Your tasks:
**a.** In the news excerpt on the U.S. fiscal cliff, by what percentage did the Nasdaq Composite index slide at the close of trading?
**b.** Copy the part of the fiscal cliff news excerpt that begins at the words "At the close" and stops after "agreement for 2013.".

Text excerpt:
++++++++++++++++++++

Fears the country will drive over its so-called fiscal cliff, a combination of tax hikes and spending cuts due to take effect at the same time early next year, offset news that the Federal Reserve will ramp up its quantitative easing program by USD45 billion a month.

At the close of U.S. trading, the Dow Jones Industrial Average finished down 0.56%, the S&P 500 index was down 0.63%, while the Nasdaq Composite index slid 0.72%.

Stocks fell amid a risk-off trading session on fears the U.S. fiscal cliff is fast approaching without a budget deal in place, which could contract the economy by 0.5%, according estimates from the nonpartisan Congressional Budget Office.

The White House and Congressional Republicans continued to differ on Thursday over how to narrow deficits and pay down debts as part of a budget agreement for 2013.

Democrats have been calling for tax hikes on top U.S. earners, while opposition Republicans have called more for capping tax deductions to increase revenue and cutting more spending elsewhere.

House Speaker John Boehner, an Ohio Republican, said earlier Thursday the White House wasn't taking his party's ideas serious enough, which sent shudders across the U.S. equities markets and investors chasing safe-haven dollar positions.

++++++++++++++++++++

Stored data:

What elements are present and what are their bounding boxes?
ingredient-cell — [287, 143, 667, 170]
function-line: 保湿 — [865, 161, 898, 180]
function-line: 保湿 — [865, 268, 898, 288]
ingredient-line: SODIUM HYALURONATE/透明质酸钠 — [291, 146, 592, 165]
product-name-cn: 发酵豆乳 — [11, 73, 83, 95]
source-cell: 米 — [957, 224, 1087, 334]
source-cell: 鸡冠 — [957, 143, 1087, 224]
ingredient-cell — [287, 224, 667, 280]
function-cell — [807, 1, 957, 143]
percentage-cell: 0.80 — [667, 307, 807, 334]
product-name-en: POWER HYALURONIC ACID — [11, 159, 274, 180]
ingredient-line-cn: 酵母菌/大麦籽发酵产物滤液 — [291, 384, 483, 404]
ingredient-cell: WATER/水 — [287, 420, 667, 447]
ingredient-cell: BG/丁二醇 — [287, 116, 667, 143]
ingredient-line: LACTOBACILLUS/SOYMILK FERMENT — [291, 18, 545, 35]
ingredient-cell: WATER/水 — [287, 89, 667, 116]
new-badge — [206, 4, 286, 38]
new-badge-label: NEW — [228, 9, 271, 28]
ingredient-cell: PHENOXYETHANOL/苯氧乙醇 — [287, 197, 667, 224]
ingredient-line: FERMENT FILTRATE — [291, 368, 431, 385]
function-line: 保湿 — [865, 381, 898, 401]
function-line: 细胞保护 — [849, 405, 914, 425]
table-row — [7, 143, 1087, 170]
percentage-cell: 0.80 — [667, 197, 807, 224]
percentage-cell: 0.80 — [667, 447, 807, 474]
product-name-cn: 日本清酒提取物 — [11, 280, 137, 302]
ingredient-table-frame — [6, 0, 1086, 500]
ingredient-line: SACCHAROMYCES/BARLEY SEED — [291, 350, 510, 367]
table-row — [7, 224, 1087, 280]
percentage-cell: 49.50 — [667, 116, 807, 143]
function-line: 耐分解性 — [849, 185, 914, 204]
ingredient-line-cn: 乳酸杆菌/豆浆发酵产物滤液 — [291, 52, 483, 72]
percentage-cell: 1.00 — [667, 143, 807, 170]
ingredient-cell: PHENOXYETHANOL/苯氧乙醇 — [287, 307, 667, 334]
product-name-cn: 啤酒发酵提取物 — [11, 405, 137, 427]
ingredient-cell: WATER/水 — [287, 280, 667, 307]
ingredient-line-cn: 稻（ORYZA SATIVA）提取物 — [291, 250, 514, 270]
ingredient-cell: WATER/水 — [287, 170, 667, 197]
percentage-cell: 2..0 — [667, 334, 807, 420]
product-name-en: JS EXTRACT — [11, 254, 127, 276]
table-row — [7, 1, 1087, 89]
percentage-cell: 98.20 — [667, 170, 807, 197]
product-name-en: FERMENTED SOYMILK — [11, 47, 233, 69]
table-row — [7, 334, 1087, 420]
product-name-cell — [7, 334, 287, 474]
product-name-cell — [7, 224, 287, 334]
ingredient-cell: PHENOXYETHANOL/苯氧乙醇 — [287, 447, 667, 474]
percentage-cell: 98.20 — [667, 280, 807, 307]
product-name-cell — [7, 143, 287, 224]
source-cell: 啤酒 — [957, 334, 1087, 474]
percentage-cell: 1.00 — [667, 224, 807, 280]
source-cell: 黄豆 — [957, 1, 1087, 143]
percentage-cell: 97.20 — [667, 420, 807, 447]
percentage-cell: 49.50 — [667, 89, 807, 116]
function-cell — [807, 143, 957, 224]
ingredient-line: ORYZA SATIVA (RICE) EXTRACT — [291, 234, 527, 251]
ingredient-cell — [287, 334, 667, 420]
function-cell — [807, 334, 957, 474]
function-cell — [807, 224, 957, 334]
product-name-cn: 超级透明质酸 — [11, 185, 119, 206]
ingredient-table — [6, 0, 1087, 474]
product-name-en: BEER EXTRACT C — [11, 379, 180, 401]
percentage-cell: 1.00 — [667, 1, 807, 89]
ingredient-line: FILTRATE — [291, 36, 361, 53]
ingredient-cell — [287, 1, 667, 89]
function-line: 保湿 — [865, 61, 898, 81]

++++++++++++++++++++

Outputs for the tasks:
**a.** 0.72%

**b.**
At the close of U.S. trading, the Dow Jones Industrial Average finished down 0.56%, the S&P 500 index was down 0.63%, while the Nasdaq Composite index slid 0.72%.

Stocks fell amid a risk-off trading session on fears the U.S. fiscal cliff is fast approaching without a budget deal in place, which could contract the economy by 0.5%, according estimates from the nonpartisan Congressional Budget Office.

The White House and Congressional Republicans continued to differ on Thursday over how to narrow deficits and pay down debts as part of a budget agreement for 2013.